- Aim of the exercise: Copy out all the records exactly.

- Figure dataset records:
/---

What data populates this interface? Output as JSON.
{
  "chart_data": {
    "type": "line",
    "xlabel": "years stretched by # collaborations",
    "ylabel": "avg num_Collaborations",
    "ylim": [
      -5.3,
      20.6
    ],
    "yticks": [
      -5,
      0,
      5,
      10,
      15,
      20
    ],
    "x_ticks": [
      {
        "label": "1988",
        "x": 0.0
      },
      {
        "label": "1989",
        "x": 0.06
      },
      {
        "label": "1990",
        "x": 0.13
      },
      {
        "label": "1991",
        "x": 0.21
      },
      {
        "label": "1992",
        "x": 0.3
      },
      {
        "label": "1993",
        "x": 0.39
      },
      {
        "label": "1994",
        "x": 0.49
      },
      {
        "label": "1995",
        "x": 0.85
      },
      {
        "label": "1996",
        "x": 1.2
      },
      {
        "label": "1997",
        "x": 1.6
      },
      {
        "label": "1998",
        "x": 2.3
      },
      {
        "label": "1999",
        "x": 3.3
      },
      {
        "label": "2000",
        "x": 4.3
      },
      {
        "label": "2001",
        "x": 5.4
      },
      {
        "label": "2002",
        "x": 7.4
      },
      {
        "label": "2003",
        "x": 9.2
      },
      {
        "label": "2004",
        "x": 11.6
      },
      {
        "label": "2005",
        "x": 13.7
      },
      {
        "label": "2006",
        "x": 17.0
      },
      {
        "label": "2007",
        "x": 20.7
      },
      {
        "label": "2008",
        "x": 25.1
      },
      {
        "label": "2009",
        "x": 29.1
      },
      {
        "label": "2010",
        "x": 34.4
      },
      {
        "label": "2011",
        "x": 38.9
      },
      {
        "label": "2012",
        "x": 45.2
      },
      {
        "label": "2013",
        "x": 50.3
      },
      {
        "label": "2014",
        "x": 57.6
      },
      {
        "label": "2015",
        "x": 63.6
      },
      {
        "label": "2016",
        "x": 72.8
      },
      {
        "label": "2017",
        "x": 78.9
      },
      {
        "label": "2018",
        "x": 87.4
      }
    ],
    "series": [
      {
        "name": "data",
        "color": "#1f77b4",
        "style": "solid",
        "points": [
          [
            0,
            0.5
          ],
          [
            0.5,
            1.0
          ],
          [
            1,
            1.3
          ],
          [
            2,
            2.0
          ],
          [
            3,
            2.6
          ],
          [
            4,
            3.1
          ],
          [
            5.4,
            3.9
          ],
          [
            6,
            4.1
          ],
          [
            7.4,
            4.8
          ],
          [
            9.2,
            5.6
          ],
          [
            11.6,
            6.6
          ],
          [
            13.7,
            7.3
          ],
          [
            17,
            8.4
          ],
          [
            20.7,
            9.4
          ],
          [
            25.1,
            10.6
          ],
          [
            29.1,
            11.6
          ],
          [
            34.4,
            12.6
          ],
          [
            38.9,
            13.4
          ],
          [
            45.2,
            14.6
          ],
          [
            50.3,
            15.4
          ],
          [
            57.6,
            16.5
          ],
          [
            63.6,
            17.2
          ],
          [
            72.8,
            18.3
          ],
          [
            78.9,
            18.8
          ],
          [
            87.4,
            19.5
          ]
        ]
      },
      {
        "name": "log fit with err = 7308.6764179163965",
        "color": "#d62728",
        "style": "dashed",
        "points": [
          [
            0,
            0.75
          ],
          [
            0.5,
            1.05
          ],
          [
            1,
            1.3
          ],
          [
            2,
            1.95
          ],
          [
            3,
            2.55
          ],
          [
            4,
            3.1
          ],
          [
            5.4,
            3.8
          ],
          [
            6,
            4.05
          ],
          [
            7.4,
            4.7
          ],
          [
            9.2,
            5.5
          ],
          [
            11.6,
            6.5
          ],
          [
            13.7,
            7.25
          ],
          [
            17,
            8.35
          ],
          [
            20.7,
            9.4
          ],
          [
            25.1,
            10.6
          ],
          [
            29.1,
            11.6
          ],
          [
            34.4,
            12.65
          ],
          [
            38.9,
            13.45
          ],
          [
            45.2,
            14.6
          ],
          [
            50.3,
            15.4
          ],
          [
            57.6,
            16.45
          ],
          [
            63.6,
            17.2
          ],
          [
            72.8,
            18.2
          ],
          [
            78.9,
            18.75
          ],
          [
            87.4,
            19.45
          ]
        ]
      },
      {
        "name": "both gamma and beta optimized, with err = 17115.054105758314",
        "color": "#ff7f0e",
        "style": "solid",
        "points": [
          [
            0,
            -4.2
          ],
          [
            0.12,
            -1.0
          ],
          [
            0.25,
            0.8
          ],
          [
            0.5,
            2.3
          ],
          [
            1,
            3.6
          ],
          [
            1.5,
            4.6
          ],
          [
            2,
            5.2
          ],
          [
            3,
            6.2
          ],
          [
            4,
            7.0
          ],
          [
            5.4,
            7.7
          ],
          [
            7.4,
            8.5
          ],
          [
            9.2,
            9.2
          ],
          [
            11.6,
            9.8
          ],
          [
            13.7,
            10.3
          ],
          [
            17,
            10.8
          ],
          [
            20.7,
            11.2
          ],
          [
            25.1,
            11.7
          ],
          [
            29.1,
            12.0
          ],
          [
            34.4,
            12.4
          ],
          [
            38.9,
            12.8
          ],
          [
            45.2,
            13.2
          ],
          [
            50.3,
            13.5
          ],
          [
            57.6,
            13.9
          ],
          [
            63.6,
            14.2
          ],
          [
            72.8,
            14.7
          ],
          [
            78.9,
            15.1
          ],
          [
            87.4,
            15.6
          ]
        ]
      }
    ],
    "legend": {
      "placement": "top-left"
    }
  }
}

\---

- The answer:
What data populates this interface? Output as JSON.
{
  "chart_data": {
    "type": "line",
    "xlabel": "years stretched by # collaborations",
    "ylabel": "avg num_Collaborations",
    "ylim": [
      -5.3,
      20.6
    ],
    "yticks": [
      -5,
      0,
      5,
      10,
      15,
      20
    ],
    "x_ticks": [
      {
        "label": "1988",
        "x": 0.0
      },
      {
        "label": "1989",
        "x": 0.06
      },
      {
        "label": "1990",
        "x": 0.13
      },
      {
        "label": "1991",
        "x": 0.21
      },
      {
        "label": "1992",
        "x": 0.3
      },
      {
        "label": "1993",
        "x": 0.39
      },
      {
        "label": "1994",
        "x": 0.49
      },
      {
        "label": "1995",
        "x": 0.85
      },
      {
        "label": "1996",
        "x": 1.2
      },
      {
        "label": "1997",
        "x": 1.6
      },
      {
        "label": "1998",
        "x": 2.3
      },
      {
        "label": "1999",
        "x": 3.3
      },
      {
        "label": "2000",
        "x": 4.3
      },
      {
        "label": "2001",
        "x": 5.4
      },
      {
        "label": "2002",
        "x": 7.4
      },
      {
        "label": "2003",
        "x": 9.2
      },
      {
        "label": "2004",
        "x": 11.6
      },
      {
        "label": "2005",
        "x": 13.7
      },
      {
        "label": "2006",
        "x": 17.0
      },
      {
        "label": "2007",
        "x": 20.7
      },
      {
        "label": "2008",
        "x": 25.1
      },
      {
        "label": "2009",
        "x": 29.1
      },
      {
        "label": "2010",
        "x": 34.4
      },
      {
        "label": "2011",
        "x": 38.9
      },
      {
        "label": "2012",
        "x": 45.2
      },
      {
        "label": "2013",
        "x": 50.3
      },
      {
        "label": "2014",
        "x": 57.6
      },
      {
        "label": "2015",
        "x": 63.6
      },
      {
        "label": "2016",
        "x": 72.8
      },
      {
        "label": "2017",
        "x": 78.9
      },
      {
        "label": "2018",
        "x": 87.4
      }
    ],
    "series": [
      {
        "name": "data",
        "color": "#1f77b4",
        "style": "solid",
        "points": [
          [
            0,
            0.5
          ],
          [
            0.5,
            1.0
          ],
          [
            1,
            1.3
          ],
          [
            2,
            2.0
          ],
          [
            3,
            2.6
          ],
          [
            4,
            3.1
          ],
          [
            5.4,
            3.9
          ],
          [
            6,
            4.1
          ],
          [
            7.4,
            4.8
          ],
          [
            9.2,
            5.6
          ],
          [
            11.6,
            6.6
          ],
          [
            13.7,
            7.3
          ],
          [
            17,
            8.4
          ],
          [
            20.7,
            9.4
          ],
          [
            25.1,
            10.6
          ],
          [
            29.1,
            11.6
          ],
          [
            34.4,
            12.6
          ],
          [
            38.9,
            13.4
          ],
          [
            45.2,
            14.6
          ],
          [
            50.3,
            15.4
          ],
          [
            57.6,
            16.5
          ],
          [
            63.6,
            17.2
          ],
          [
            72.8,
            18.3
          ],
          [
            78.9,
            18.8
          ],
          [
            87.4,
            19.5
          ]
        ]
      },
      {
        "name": "log fit with err = 7308.6764179163965",
        "color": "#d62728",
        "style": "dashed",
        "points": [
          [
            0,
            0.75
          ],
          [
            0.5,
            1.05
          ],
          [
            1,
            1.3
          ],
          [
            2,
            1.95
          ],
          [
            3,
            2.55
          ],
          [
            4,
            3.1
          ],
          [
            5.4,
            3.8
          ],
          [
            6,
            4.05
          ],
          [
            7.4,
            4.7
          ],
          [
            9.2,
            5.5
          ],
          [
            11.6,
            6.5
          ],
          [
            13.7,
            7.25
          ],
          [
            17,
            8.35
          ],
          [
            20.7,
            9.4
          ],
          [
            25.1,
            10.6
          ],
          [
            29.1,
            11.6
          ],
          [
            34.4,
            12.65
          ],
          [
            38.9,
            13.45
          ],
          [
            45.2,
            14.6
          ],
          [
            50.3,
            15.4
          ],
          [
            57.6,
            16.45
          ],
          [
            63.6,
            17.2
          ],
          [
            72.8,
            18.2
          ],
          [
            78.9,
            18.75
          ],
          [
            87.4,
            19.45
          ]
        ]
      },
      {
        "name": "both gamma and beta optimized, with err = 17115.054105758314",
        "color": "#ff7f0e",
        "style": "solid",
        "points": [
          [
            0,
            -4.2
          ],
          [
            0.12,
            -1.0
          ],
          [
            0.25,
            0.8
          ],
          [
            0.5,
            2.3
          ],
          [
            1,
            3.6
          ],
          [
            1.5,
            4.6
          ],
          [
            2,
            5.2
          ],
          [
            3,
            6.2
          ],
          [
            4,
            7.0
          ],
          [
            5.4,
            7.7
          ],
          [
            7.4,
            8.5
          ],
          [
            9.2,
            9.2
          ],
          [
            11.6,
            9.8
          ],
          [
            13.7,
            10.3
          ],
          [
            17,
            10.8
          ],
          [
            20.7,
            11.2
          ],
          [
            25.1,
            11.7
          ],
          [
            29.1,
            12.0
          ],
          [
            34.4,
            12.4
          ],
          [
            38.9,
            12.8
          ],
          [
            45.2,
            13.2
          ],
          [
            50.3,
            13.5
          ],
          [
            57.6,
            13.9
          ],
          [
            63.6,
            14.2
          ],
          [
            72.8,
            14.7
          ],
          [
            78.9,
            15.1
          ],
          [
            87.4,
            15.6
          ]
        ]
      }
    ],
    "legend": {
      "placement": "top-left"
    }
  }
}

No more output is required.